Prompt.
Repeat the material below exactly, line for line.

Given records.
◆ ◆ ◆ ◆ ◆

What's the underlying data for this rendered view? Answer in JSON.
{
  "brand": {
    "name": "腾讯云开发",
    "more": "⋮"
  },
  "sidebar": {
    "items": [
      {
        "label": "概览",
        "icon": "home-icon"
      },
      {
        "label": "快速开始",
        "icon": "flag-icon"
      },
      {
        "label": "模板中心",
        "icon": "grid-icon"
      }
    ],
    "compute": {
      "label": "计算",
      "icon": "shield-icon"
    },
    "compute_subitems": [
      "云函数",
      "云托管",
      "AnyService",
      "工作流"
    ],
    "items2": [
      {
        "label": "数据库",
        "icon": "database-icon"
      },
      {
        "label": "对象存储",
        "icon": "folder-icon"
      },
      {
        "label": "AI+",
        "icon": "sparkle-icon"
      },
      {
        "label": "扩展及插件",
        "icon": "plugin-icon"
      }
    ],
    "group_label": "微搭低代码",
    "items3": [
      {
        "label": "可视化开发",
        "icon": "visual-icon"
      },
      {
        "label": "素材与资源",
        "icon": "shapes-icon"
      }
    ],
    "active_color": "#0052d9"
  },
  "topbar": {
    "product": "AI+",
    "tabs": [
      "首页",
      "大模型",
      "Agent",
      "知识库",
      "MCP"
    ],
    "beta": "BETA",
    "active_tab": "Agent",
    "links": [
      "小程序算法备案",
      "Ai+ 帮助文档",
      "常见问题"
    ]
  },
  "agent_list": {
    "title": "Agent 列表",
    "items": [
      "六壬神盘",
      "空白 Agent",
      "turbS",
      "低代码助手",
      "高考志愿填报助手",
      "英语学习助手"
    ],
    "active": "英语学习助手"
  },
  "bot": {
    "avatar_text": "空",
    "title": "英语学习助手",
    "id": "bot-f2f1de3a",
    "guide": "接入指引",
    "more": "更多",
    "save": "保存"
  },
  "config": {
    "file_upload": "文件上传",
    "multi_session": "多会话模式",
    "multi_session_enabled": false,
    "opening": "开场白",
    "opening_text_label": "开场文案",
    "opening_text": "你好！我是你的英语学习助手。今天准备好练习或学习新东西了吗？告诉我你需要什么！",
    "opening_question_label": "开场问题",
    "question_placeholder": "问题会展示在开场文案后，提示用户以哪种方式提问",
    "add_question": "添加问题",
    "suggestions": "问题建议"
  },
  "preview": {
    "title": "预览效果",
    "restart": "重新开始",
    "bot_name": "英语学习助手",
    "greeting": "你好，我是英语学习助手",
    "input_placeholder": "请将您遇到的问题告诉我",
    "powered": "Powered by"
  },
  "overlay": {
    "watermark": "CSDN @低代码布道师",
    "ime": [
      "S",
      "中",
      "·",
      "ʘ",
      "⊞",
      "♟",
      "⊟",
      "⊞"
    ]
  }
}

◆ ◆ ◆ ◆ ◆

Answer to the exercise.
What's the underlying data for this rendered view? Answer in JSON.
{
  "brand": {
    "name": "腾讯云开发",
    "more": "⋮"
  },
  "sidebar": {
    "items": [
      {
        "label": "概览",
        "icon": "home-icon"
      },
      {
        "label": "快速开始",
        "icon": "flag-icon"
      },
      {
        "label": "模板中心",
        "icon": "grid-icon"
      }
    ],
    "compute": {
      "label": "计算",
      "icon": "shield-icon"
    },
    "compute_subitems": [
      "云函数",
      "云托管",
      "AnyService",
      "工作流"
    ],
    "items2": [
      {
        "label": "数据库",
        "icon": "database-icon"
      },
      {
        "label": "对象存储",
        "icon": "folder-icon"
      },
      {
        "label": "AI+",
        "icon": "sparkle-icon"
      },
      {
        "label": "扩展及插件",
        "icon": "plugin-icon"
      }
    ],
    "group_label": "微搭低代码",
    "items3": [
      {
        "label": "可视化开发",
        "icon": "visual-icon"
      },
      {
        "label": "素材与资源",
        "icon": "shapes-icon"
      }
    ],
    "active_color": "#0052d9"
  },
  "topbar": {
    "product": "AI+",
    "tabs": [
      "首页",
      "大模型",
      "Agent",
      "知识库",
      "MCP"
    ],
    "beta": "BETA",
    "active_tab": "Agent",
    "links": [
      "小程序算法备案",
      "Ai+ 帮助文档",
      "常见问题"
    ]
  },
  "agent_list": {
    "title": "Agent 列表",
    "items": [
      "六壬神盘",
      "空白 Agent",
      "turbS",
      "低代码助手",
      "高考志愿填报助手",
      "英语学习助手"
    ],
    "active": "英语学习助手"
  },
  "bot": {
    "avatar_text": "空",
    "title": "英语学习助手",
    "id": "bot-f2f1de3a",
    "guide": "接入指引",
    "more": "更多",
    "save": "保存"
  },
  "config": {
    "file_upload": "文件上传",
    "multi_session": "多会话模式",
    "multi_session_enabled": false,
    "opening": "开场白",
    "opening_text_label": "开场文案",
    "opening_text": "你好！我是你的英语学习助手。今天准备好练习或学习新东西了吗？告诉我你需要什么！",
    "opening_question_label": "开场问题",
    "question_placeholder": "问题会展示在开场文案后，提示用户以哪种方式提问",
    "add_question": "添加问题",
    "suggestions": "问题建议"
  },
  "preview": {
    "title": "预览效果",
    "restart": "重新开始",
    "bot_name": "英语学习助手",
    "greeting": "你好，我是英语学习助手",
    "input_placeholder": "请将您遇到的问题告诉我",
    "powered": "Powered by"
  },
  "overlay": {
    "watermark": "CSDN @低代码布道师",
    "ime": [
      "S",
      "中",
      "·",
      "ʘ",
      "⊞",
      "♟",
      "⊟",
      "⊞"
    ]
  }
}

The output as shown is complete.